**Exercise description**
Extract each line from the entries below that has the string "Designed" in it.

## BEGIN

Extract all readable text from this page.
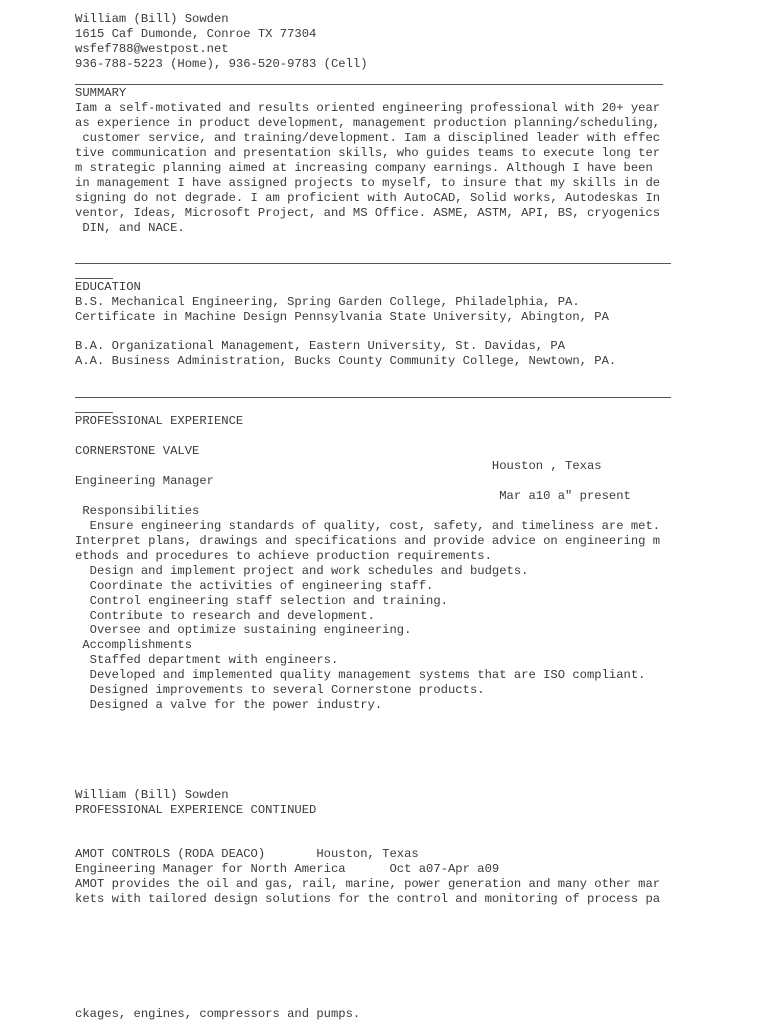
William (Bill) Sowden
1615 Caf Dumonde, Conroe TX 77304
wsfef788@westpost.net
936-788-5223 (Home), 936-520-9783 (Cell)
SUMMARY
Iam a self-motivated and results oriented engineering professional with 20+ year
as experience in product development, management production planning/scheduling,
customer service, and training/development. Iam a disciplined leader with effec
tive communication and presentation skills, who guides teams to execute long ter
m strategic planning aimed at increasing company earnings. Although I have been
in management I have assigned projects to myself, to insure that my skills in de
signing do not degrade. I am proficient with AutoCAD, Solid works, Autodeskas In
ventor, Ideas, Microsoft Project, and MS Office. ASME, ASTM, API, BS, cryogenics
DIN, and NACE.
EDUCATION
B.S. Mechanical Engineering, Spring Garden College, Philadelphia, PA.
Certificate in Machine Design Pennsylvania State University, Abington, PA
B.A. Organizational Management, Eastern University, St. Davidas, PA
A.A. Business Administration, Bucks County Community College, Newtown, PA.
PROFESSIONAL EXPERIENCE
CORNERSTONE VALVE
Houston , Texas
Engineering Manager
Mar a10 a" present
Responsibilities
Ensure engineering standards of quality, cost, safety, and timeliness are met.
Interpret plans, drawings and specifications and provide advice on engineering m
ethods and procedures to achieve production requirements.
Design and implement project and work schedules and budgets.
Coordinate the activities of engineering staff.
Control engineering staff selection and training.
Contribute to research and development.
Oversee and optimize sustaining engineering.
Accomplishments
Staffed department with engineers.
Developed and implemented quality management systems that are ISO compliant.
Designed improvements to several Cornerstone products.
Designed a valve for the power industry.
William (Bill) Sowden
PROFESSIONAL EXPERIENCE CONTINUED
AMOT CONTROLS (RODA DEACO)       Houston, Texas
Engineering Manager for North America      Oct a07-Apr a09
AMOT provides the oil and gas, rail, marine, power generation and many other mar
kets with tailored design solutions for the control and monitoring of process pa
ckages, engines, compressors and pumps.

## END

**Exercise solution**
Designed improvements to several Cornerstone products.
Designed a valve for the power industry.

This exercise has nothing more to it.